Data provided:
--- start ---

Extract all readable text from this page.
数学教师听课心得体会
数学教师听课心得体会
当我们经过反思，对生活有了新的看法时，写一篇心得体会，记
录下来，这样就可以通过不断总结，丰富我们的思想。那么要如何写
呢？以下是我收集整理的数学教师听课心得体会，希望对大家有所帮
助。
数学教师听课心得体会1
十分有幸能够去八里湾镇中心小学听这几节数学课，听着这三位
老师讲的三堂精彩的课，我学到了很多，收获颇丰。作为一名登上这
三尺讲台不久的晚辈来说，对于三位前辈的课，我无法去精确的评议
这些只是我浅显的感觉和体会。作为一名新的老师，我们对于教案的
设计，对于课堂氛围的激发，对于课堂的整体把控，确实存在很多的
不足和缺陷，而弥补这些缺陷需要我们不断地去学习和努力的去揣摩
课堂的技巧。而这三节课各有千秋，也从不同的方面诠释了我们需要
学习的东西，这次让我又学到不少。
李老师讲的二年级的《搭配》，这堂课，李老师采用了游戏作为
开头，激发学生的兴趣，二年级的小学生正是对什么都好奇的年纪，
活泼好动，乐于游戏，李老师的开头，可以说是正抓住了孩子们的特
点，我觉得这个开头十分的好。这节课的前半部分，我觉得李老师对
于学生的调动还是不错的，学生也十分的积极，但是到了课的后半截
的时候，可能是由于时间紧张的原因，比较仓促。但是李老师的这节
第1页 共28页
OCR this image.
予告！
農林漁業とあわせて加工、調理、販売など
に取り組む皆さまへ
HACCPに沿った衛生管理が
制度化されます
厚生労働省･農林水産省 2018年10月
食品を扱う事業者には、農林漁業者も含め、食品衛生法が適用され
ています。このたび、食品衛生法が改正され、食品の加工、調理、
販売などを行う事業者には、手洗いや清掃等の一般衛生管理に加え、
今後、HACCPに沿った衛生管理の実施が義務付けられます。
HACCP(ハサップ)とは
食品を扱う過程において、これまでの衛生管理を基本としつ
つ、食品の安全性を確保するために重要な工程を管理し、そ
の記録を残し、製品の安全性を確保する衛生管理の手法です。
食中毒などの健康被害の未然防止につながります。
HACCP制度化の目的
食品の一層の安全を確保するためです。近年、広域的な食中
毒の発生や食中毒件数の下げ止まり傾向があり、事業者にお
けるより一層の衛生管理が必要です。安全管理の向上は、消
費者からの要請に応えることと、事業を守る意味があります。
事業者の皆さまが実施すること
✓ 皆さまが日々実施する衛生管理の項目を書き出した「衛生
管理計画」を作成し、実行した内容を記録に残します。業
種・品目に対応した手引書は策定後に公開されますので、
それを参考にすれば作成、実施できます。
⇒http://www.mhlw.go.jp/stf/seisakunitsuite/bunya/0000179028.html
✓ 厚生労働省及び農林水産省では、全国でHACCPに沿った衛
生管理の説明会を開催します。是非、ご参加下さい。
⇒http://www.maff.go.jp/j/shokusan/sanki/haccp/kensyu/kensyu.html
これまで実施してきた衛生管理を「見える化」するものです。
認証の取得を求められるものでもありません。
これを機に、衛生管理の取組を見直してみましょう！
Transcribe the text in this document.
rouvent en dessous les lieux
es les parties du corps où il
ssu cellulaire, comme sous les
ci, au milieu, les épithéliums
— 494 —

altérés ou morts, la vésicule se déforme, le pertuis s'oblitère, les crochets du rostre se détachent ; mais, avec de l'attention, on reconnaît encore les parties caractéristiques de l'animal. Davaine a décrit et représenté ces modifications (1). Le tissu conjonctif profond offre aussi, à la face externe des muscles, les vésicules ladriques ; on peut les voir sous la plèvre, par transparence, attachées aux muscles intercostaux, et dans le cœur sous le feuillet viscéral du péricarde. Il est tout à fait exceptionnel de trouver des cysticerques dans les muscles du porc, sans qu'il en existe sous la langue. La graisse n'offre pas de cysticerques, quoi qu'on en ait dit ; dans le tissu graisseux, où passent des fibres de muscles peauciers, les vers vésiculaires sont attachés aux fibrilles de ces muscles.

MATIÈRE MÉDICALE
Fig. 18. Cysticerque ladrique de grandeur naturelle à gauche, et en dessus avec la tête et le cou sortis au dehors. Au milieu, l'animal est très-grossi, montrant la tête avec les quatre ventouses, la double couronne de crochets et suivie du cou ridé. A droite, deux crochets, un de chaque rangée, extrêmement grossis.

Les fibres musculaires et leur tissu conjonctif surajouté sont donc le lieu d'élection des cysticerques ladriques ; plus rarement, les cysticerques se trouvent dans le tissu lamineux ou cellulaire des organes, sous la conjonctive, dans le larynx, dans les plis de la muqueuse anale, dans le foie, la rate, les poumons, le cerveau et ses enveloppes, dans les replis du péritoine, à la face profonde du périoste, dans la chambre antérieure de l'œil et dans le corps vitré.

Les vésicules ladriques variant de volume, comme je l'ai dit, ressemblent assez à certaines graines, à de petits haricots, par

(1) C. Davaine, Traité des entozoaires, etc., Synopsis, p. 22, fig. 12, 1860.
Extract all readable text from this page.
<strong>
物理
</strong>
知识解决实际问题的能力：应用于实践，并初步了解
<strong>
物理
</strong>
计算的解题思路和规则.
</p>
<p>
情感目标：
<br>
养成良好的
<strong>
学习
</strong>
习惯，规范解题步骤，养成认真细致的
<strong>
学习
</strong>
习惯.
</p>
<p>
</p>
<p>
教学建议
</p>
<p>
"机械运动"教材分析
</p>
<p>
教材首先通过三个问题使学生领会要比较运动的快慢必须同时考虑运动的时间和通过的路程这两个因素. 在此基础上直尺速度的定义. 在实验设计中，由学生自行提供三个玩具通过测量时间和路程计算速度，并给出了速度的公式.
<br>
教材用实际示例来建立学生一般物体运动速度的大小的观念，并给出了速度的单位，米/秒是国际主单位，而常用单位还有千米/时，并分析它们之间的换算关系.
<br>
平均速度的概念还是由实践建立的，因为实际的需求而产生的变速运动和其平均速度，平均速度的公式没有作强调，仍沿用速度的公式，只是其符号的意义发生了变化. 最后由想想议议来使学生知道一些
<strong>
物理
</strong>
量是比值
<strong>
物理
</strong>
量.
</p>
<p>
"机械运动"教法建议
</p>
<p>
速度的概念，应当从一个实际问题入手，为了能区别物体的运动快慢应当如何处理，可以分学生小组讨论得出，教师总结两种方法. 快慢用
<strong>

--- end ---

Directive: Reproduce all the records precisely.

Output below:
Extract all readable text from this page.
数学教师听课心得体会
数学教师听课心得体会
当我们经过反思，对生活有了新的看法时，写一篇心得体会，记
录下来，这样就可以通过不断总结，丰富我们的思想。那么要如何写
呢？以下是我收集整理的数学教师听课心得体会，希望对大家有所帮
助。
数学教师听课心得体会1
十分有幸能够去八里湾镇中心小学听这几节数学课，听着这三位
老师讲的三堂精彩的课，我学到了很多，收获颇丰。作为一名登上这
三尺讲台不久的晚辈来说，对于三位前辈的课，我无法去精确的评议
这些只是我浅显的感觉和体会。作为一名新的老师，我们对于教案的
设计，对于课堂氛围的激发，对于课堂的整体把控，确实存在很多的
不足和缺陷，而弥补这些缺陷需要我们不断地去学习和努力的去揣摩
课堂的技巧。而这三节课各有千秋，也从不同的方面诠释了我们需要
学习的东西，这次让我又学到不少。
李老师讲的二年级的《搭配》，这堂课，李老师采用了游戏作为
开头，激发学生的兴趣，二年级的小学生正是对什么都好奇的年纪，
活泼好动，乐于游戏，李老师的开头，可以说是正抓住了孩子们的特
点，我觉得这个开头十分的好。这节课的前半部分，我觉得李老师对
于学生的调动还是不错的，学生也十分的积极，但是到了课的后半截
的时候，可能是由于时间紧张的原因，比较仓促。但是李老师的这节
第1页 共28页
OCR this image.
予告！
農林漁業とあわせて加工、調理、販売など
に取り組む皆さまへ
HACCPに沿った衛生管理が
制度化されます
厚生労働省･農林水産省 2018年10月
食品を扱う事業者には、農林漁業者も含め、食品衛生法が適用され
ています。このたび、食品衛生法が改正され、食品の加工、調理、
販売などを行う事業者には、手洗いや清掃等の一般衛生管理に加え、
今後、HACCPに沿った衛生管理の実施が義務付けられます。
HACCP(ハサップ)とは
食品を扱う過程において、これまでの衛生管理を基本としつ
つ、食品の安全性を確保するために重要な工程を管理し、そ
の記録を残し、製品の安全性を確保する衛生管理の手法です。
食中毒などの健康被害の未然防止につながります。
HACCP制度化の目的
食品の一層の安全を確保するためです。近年、広域的な食中
毒の発生や食中毒件数の下げ止まり傾向があり、事業者にお
けるより一層の衛生管理が必要です。安全管理の向上は、消
費者からの要請に応えることと、事業を守る意味があります。
事業者の皆さまが実施すること
✓ 皆さまが日々実施する衛生管理の項目を書き出した「衛生
管理計画」を作成し、実行した内容を記録に残します。業
種・品目に対応した手引書は策定後に公開されますので、
それを参考にすれば作成、実施できます。
⇒http://www.mhlw.go.jp/stf/seisakunitsuite/bunya/0000179028.html
✓ 厚生労働省及び農林水産省では、全国でHACCPに沿った衛
生管理の説明会を開催します。是非、ご参加下さい。
⇒http://www.maff.go.jp/j/shokusan/sanki/haccp/kensyu/kensyu.html
これまで実施してきた衛生管理を「見える化」するものです。
認証の取得を求められるものでもありません。
これを機に、衛生管理の取組を見直してみましょう！
Transcribe the text in this document.
rouvent en dessous les lieux
es les parties du corps où il
ssu cellulaire, comme sous les
ci, au milieu, les épithéliums
— 494 —

altérés ou morts, la vésicule se déforme, le pertuis s'oblitère, les crochets du rostre se détachent ; mais, avec de l'attention, on reconnaît encore les parties caractéristiques de l'animal. Davaine a décrit et représenté ces modifications (1). Le tissu conjonctif profond offre aussi, à la face externe des muscles, les vésicules ladriques ; on peut les voir sous la plèvre, par transparence, attachées aux muscles intercostaux, et dans le cœur sous le feuillet viscéral du péricarde. Il est tout à fait exceptionnel de trouver des cysticerques dans les muscles du porc, sans qu'il en existe sous la langue. La graisse n'offre pas de cysticerques, quoi qu'on en ait dit ; dans le tissu graisseux, où passent des fibres de muscles peauciers, les vers vésiculaires sont attachés aux fibrilles de ces muscles.

MATIÈRE MÉDICALE
Fig. 18. Cysticerque ladrique de grandeur naturelle à gauche, et en dessus avec la tête et le cou sortis au dehors. Au milieu, l'animal est très-grossi, montrant la tête avec les quatre ventouses, la double couronne de crochets et suivie du cou ridé. A droite, deux crochets, un de chaque rangée, extrêmement grossis.

Les fibres musculaires et leur tissu conjonctif surajouté sont donc le lieu d'élection des cysticerques ladriques ; plus rarement, les cysticerques se trouvent dans le tissu lamineux ou cellulaire des organes, sous la conjonctive, dans le larynx, dans les plis de la muqueuse anale, dans le foie, la rate, les poumons, le cerveau et ses enveloppes, dans les replis du péritoine, à la face profonde du périoste, dans la chambre antérieure de l'œil et dans le corps vitré.

Les vésicules ladriques variant de volume, comme je l'ai dit, ressemblent assez à certaines graines, à de petits haricots, par

(1) C. Davaine, Traité des entozoaires, etc., Synopsis, p. 22, fig. 12, 1860.
Extract all readable text from this page.
<strong>
物理
</strong>
知识解决实际问题的能力：应用于实践，并初步了解
<strong>
物理
</strong>
计算的解题思路和规则.
</p>
<p>
情感目标：
<br>
养成良好的
<strong>
学习
</strong>
习惯，规范解题步骤，养成认真细致的
<strong>
学习
</strong>
习惯.
</p>
<p>
</p>
<p>
教学建议
</p>
<p>
"机械运动"教材分析
</p>
<p>
教材首先通过三个问题使学生领会要比较运动的快慢必须同时考虑运动的时间和通过的路程这两个因素. 在此基础上直尺速度的定义. 在实验设计中，由学生自行提供三个玩具通过测量时间和路程计算速度，并给出了速度的公式.
<br>
教材用实际示例来建立学生一般物体运动速度的大小的观念，并给出了速度的单位，米/秒是国际主单位，而常用单位还有千米/时，并分析它们之间的换算关系.
<br>
平均速度的概念还是由实践建立的，因为实际的需求而产生的变速运动和其平均速度，平均速度的公式没有作强调，仍沿用速度的公式，只是其符号的意义发生了变化. 最后由想想议议来使学生知道一些
<strong>
物理
</strong>
量是比值
<strong>
物理
</strong>
量.
</p>
<p>
"机械运动"教法建议
</p>
<p>
速度的概念，应当从一个实际问题入手，为了能区别物体的运动快慢应当如何处理，可以分学生小组讨论得出，教师总结两种方法. 快慢用
<strong>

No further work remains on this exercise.